**Action item:**
Write the next few paragraphs of the news article on John McCain's advisors and their ties to the Bush administration, picking up after its final sentence.

**Extracted text:**
________________________

McCain advisors step away from Bush, but not too far
Published: Monday June 23, 2008
The Republican party's presumptive presidential nominee John McCain is engaged in a delicate dance, distancing himself from US President George W. Bush while courting the conservative ideals of the outgoing president's party.
Few of McCain's top advisors are well known to the general public, and even fewer are directly linked to the highly unpopular Bush administration.
However neoconservatives, whose thinking has directed Bush's foreign policy following the September 11, 2001 attacks on the United States, are ever-present and powerful in McCain's inner circle.
Randy Scheunemann, McCain's chief foreign policy spokesman, in 2002 founded the Committee for the Liberation of Iraq, which agitated for the US invasion that was launched in 2003.
Scheunemann and Robert Kagan, another McCain advisor, head the neoconservative Project for a New American Century, which takes a hawkish line on foreign policy issues.
Their influence helps explain McCain's hardline stance on Iraq, where he has vowed to keep American troops for "as long as it takes," as well on Iran, Cuba, North Korea and even Russia, which he wants tossed out of the Group of Eight industrialized nations club over an erosion of democracy.
McCain, who has a reputation for being more independent-minded than most right-wing Republican leaders, is also close to independent Democratic Senator Joe Lieberman, the 2004 nominee for vice president, alongside failed presidential contender Al Gore. Lieberman's support for the Iraq war has put him starkly at odds with liberal Democrats.

________________________

[Records taken from a dataset]
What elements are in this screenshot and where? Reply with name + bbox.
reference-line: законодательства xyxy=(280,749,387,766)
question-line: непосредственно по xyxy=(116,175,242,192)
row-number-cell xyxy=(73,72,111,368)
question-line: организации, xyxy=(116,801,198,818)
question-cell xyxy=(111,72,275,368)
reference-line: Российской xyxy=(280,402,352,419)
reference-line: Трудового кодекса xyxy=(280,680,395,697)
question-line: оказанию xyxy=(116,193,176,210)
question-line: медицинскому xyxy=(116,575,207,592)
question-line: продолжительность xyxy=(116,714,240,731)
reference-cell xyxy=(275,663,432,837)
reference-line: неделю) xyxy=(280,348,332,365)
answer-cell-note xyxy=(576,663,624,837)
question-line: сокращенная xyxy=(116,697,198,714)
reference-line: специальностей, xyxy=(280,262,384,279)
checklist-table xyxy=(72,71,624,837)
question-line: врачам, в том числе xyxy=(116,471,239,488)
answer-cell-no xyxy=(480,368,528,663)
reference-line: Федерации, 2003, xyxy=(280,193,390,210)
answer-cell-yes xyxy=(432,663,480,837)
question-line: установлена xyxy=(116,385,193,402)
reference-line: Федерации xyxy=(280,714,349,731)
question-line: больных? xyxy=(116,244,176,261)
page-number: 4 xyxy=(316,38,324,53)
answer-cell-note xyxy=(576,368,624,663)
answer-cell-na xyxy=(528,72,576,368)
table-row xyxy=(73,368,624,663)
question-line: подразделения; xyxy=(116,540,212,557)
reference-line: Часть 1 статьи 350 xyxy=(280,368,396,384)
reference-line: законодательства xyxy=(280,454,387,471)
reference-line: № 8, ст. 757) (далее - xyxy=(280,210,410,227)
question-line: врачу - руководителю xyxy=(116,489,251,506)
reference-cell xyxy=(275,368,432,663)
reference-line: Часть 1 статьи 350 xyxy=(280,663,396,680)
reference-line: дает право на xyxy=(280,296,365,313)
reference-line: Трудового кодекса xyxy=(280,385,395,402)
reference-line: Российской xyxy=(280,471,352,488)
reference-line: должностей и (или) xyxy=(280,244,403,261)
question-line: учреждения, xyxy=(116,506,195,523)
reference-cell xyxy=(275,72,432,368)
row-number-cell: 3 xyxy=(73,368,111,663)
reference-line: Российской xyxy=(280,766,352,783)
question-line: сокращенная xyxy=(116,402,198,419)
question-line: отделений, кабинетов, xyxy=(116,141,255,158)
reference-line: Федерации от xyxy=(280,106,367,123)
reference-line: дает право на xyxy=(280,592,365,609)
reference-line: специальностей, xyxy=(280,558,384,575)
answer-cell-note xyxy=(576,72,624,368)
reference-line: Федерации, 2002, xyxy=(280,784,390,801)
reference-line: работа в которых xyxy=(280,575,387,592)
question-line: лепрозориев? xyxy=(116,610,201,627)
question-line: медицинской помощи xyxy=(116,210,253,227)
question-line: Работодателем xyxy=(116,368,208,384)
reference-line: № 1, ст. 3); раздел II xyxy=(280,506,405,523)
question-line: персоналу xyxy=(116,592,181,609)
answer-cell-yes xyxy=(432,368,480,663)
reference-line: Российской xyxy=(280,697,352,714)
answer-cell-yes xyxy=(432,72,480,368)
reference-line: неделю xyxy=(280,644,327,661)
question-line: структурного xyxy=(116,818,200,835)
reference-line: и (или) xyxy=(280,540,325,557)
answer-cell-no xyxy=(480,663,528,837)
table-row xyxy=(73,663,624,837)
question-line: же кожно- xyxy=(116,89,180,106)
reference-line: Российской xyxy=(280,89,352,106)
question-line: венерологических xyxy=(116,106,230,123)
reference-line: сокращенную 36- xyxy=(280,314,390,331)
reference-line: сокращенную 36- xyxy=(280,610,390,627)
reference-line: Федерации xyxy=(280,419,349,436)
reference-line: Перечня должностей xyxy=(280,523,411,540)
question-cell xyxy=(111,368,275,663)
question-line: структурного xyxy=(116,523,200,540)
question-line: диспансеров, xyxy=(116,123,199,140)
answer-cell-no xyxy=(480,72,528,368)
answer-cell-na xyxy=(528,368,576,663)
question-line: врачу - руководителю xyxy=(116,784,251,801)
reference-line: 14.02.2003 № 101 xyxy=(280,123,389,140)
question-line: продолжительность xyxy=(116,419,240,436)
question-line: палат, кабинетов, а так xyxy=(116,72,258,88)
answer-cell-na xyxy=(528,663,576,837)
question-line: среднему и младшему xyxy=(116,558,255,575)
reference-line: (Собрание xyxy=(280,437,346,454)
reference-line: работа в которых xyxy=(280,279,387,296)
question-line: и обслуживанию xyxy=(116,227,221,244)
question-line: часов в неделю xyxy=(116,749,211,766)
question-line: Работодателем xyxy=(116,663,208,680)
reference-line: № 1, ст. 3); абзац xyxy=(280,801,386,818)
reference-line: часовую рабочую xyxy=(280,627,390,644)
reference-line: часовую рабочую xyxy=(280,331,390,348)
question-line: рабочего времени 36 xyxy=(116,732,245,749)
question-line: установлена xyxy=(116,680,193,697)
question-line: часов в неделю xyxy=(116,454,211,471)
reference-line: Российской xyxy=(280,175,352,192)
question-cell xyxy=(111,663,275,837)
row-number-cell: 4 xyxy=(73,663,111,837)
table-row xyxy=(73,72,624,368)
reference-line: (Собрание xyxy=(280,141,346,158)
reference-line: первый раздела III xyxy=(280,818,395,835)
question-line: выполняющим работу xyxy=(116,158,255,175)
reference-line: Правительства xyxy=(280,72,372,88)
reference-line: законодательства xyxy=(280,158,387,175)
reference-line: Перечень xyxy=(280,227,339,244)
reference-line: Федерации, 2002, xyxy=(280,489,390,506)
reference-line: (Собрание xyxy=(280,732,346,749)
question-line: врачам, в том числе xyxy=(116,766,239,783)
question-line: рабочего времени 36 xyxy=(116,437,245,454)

________________________

**Response:**
When it comes to the economy meanwhile, McCain has sought a range of diverse opinions, and has not drawn from the ranks of Bush economic advisors.
According to author Matt Welch, who wrote a critical biography of McCain called "Myth of a Maverick," the economy is of secondary importance to the 71-year-old Arizona senator.
"On the economy, he's just throwing (in) anyone who's around ... His approach on the economy is not based on principles," said Welch, adding that McCain's only general principles are free trade and his call for reform of th national Social Security pension system, and the Medicare health insurance scheme.
"He's much more interested (in foreign policy) than Bush," the author said, pointing out that neoconservatives have surrounded McCain since the 1990s. "He's running on foreign policy this year."
In fact, the range of his advisors' views on the economy was startling enough to conservative writer Andrew Ferguson of the Weekly Standard that he wrote: "Those people aren't like each other at all."
"A couple of them, if you put them in the same room, would set off an intergalactic explosion like the collision of matter and antimatter," he added.
The main sources of their differences come down to whether to lower taxes (which McCain criticized at the beginning of the Bush presidency) and to balancing the budget (McCain supports amending the Constitution to mandate a balanced federal budget).
His main spokesman on economic matters is Douglas Holtz-Eakin, former Director of the Congressional Budget Office, who takes a stringent view on budgetary matters and is quick to denounce the social programs promised by Democrat Barack Obama.
McCain has largely allocated the public communication role of his view on economic matters to Carly Fiorina, the former CEO of Hewlett Packard who oversaw the complicated merger with computer maker Compaq.
In regular television appearances, Fiorina touts the positive economic impact of lower taxes.
On legislative matters, McCain has allowed former New York Mayor Rudolph Giuliani and Hollywood actor Fred Thompson, a former US senator, to speak on his behalf.
Both promote firm approaches to the "war on terror," and Thompson in particular is committed to naming right-leaning Supreme Court justices to the bench, similar to conservatives John Roberts and Samuel Alito chosen by Bush.